### WORK TO COMPLETE:
Review the material line by line. Identify and copy every line that contains the string "label".

### TASK MATERIAL:
+ + + +
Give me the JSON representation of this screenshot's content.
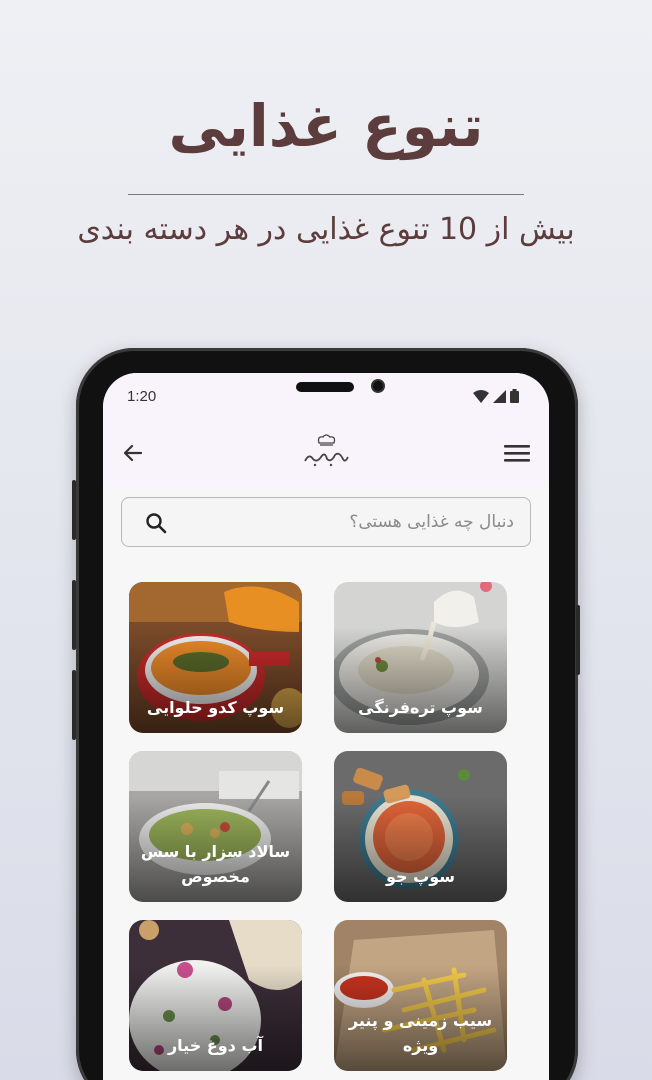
{
  "promo": {
    "title": "تنوع غذایی",
    "subtitle": "بیش از 10 تنوع غذایی در هر دسته بندی"
  },
  "status_bar": {
    "time": "1:20"
  },
  "app_bar": {
    "back_icon": "arrow-left-icon",
    "logo_icon": "chef-hat-logo-icon",
    "menu_icon": "hamburger-menu-icon"
  },
  "search": {
    "placeholder": "دنبال چه غذایی هستی؟",
    "icon": "search-icon"
  },
  "foods": [
    {
      "label": "سوپ تره‌فرنگی"
    },
    {
      "label": "سوپ کدو حلوایی"
    },
    {
      "label": "سوپ جو"
    },
    {
      "label": "سالاد سزار با سس مخصوص"
    },
    {
      "label": "سیب زمینی و پنیر ویژه"
    },
    {
      "label": "آب دوغ خیار"
    }
  ]
}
+ + + +
### THE COMPLETED TASK:
      "label": "سوپ تره‌فرنگی"
      "label": "سوپ کدو حلوایی"
      "label": "سوپ جو"
      "label": "سالاد سزار با سس مخصوص"
      "label": "سیب زمینی و پنیر ویژه"
      "label": "آب دوغ خیار"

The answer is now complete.